WORK TO COMPLETE: Work out how many lines of the listing hold "weyl", then state only that count.

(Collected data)

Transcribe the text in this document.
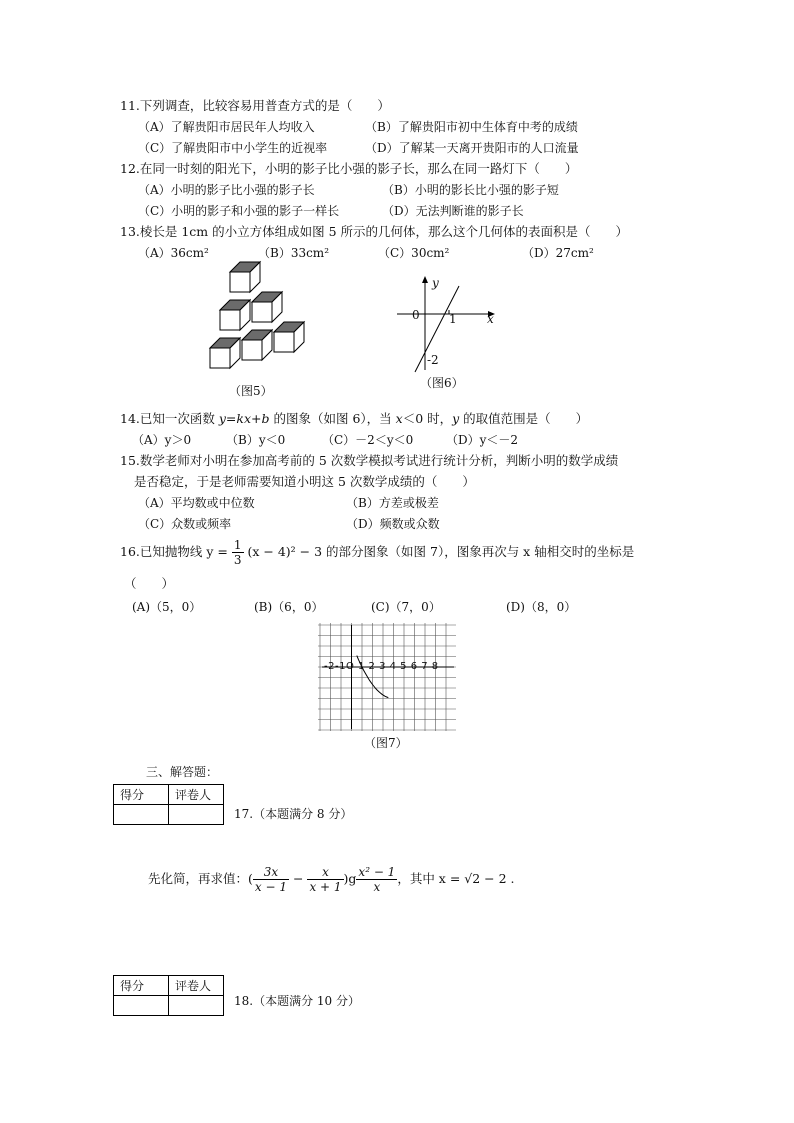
11.下列调查，比较容易用普查方式的是（　　）
（A）了解贵阳市居民年人均收入	（B）了解贵阳市初中生体育中考的成绩
（C）了解贵阳市中小学生的近视率	（D）了解某一天离开贵阳市的人口流量
12.在同一时刻的阳光下，小明的影子比小强的影子长，那么在同一路灯下（　　）
（A）小明的影子比小强的影子长	（B）小明的影长比小强的影子短
（C）小明的影子和小强的影子一样长	（D）无法判断谁的影子长
13.棱长是 1cm 的小立方体组成如图 5 所示的几何体，那么这个几何体的表面积是（　　）
（A）36cm²	（B）33cm²	（C）30cm²	（D）27cm²
（图5）
y
x
0 1
-2
（图6）
14.已知一次函数 y=kx+b 的图象（如图 6），当 x＜0 时，y 的取值范围是（　　）
（A）y＞0	（B）y＜0	（C）－2＜y＜0	（D）y＜－2
15.数学老师对小明在参加高考前的 5 次数学模拟考试进行统计分析，判断小明的数学成绩
是否稳定，于是老师需要知道小明这 5 次数学成绩的（　　）
（A）平均数或中位数	（B）方差或极差
（C）众数或频率	（D）频数或众数
16.已知抛物线 $y = \frac{1}{3} (x - 4)^2 - 3$ 的部分图象（如图 7），图象再次与 x 轴相交时的坐标是
（　　）
(A)（5，0）	(B)（6，0）	(C)（7，0）	(D)（8，0）
-2-1O 1 2 3 4 5 6 7 8
（图7）
三、解答题：
得分	评卷人

17.（本题满分 8 分）
先化简，再求值：( $\frac{3x}{x - 1} - \frac{x}{x + 1} )g \frac{\text{x² − 1}}{x}$ ，其中 x = √2 − 2 .
得分	评卷人

18.（本题满分 10 分）
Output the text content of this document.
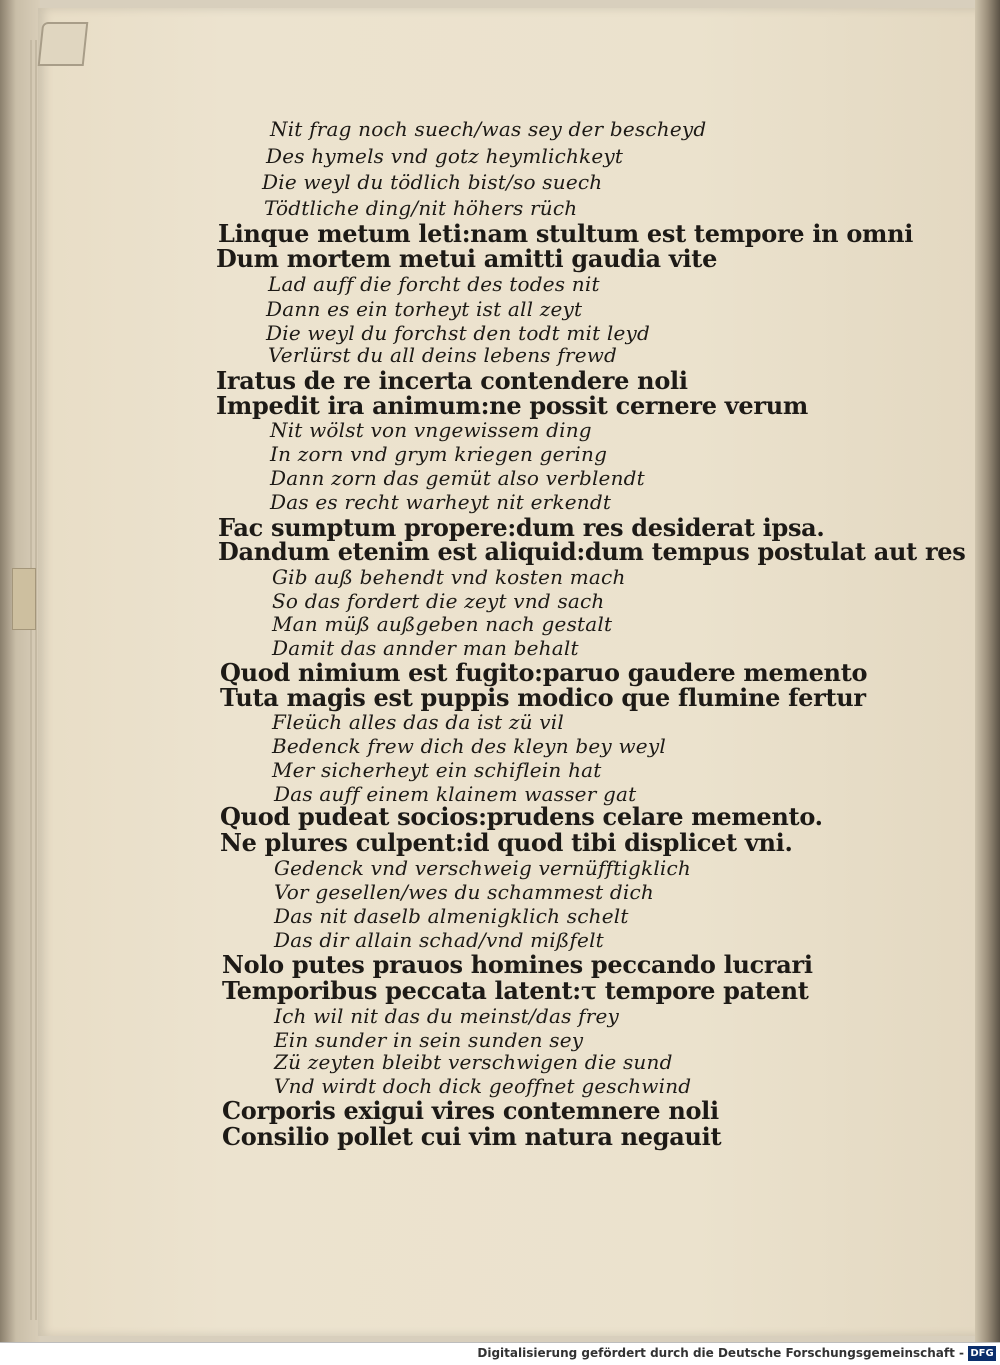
Nit frag noch suech/was sey der bescheyd
Des hymels vnd gotz heymlichkeyt
Die weyl du tödlich bist/so suech
Tödtliche ding/nit höhers rüch
Linque metum leti:nam stultum est tempore in omni
Dum mortem metui amitti gaudia vite
Lad auff die forcht des todes nit
Dann es ein torheyt ist all zeyt
Die weyl du forchst den todt mit leyd
Verlürst du all deins lebens frewd
Iratus de re incerta contendere noli
Impedit ira animum:ne possit cernere verum
Nit wölst von vngewissem ding
In zorn vnd grym kriegen gering
Dann zorn das gemüt also verblendt
Das es recht warheyt nit erkendt
Fac sumptum propere:dum res desiderat ipsa.
Dandum etenim est aliquid:dum tempus postulat aut res
Gib auß behendt vnd kosten mach
So das fordert die zeyt vnd sach
Man müß außgeben nach gestalt
Damit das annder man behalt
Quod nimium est fugito:paruo gaudere memento
Tuta magis est puppis modico que flumine fertur
Fleüch alles das da ist zü vil
Bedenck frew dich des kleyn bey weyl
Mer sicherheyt ein schiflein hat
Das auff einem klainem wasser gat
Quod pudeat socios:prudens celare memento.
Ne plures culpent:id quod tibi displicet vni.
Gedenck vnd verschweig vernüfftigklich
Vor gesellen/wes du schammest dich
Das nit daselb almenigklich schelt
Das dir allain schad/vnd mißfelt
Nolo putes prauos homines peccando lucrari
Temporibus peccata latent:τ tempore patent
Ich wil nit das du meinst/das frey
Ein sunder in sein sunden sey
Zü zeyten bleibt verschwigen die sund
Vnd wirdt doch dick geoffnet geschwind
Corporis exigui vires contemnere noli
Consilio pollet cui vim natura negauit
Digitalisierung gefördert durch die Deutsche Forschungsgemeinschaft - DFG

COMPLETED TASK: 3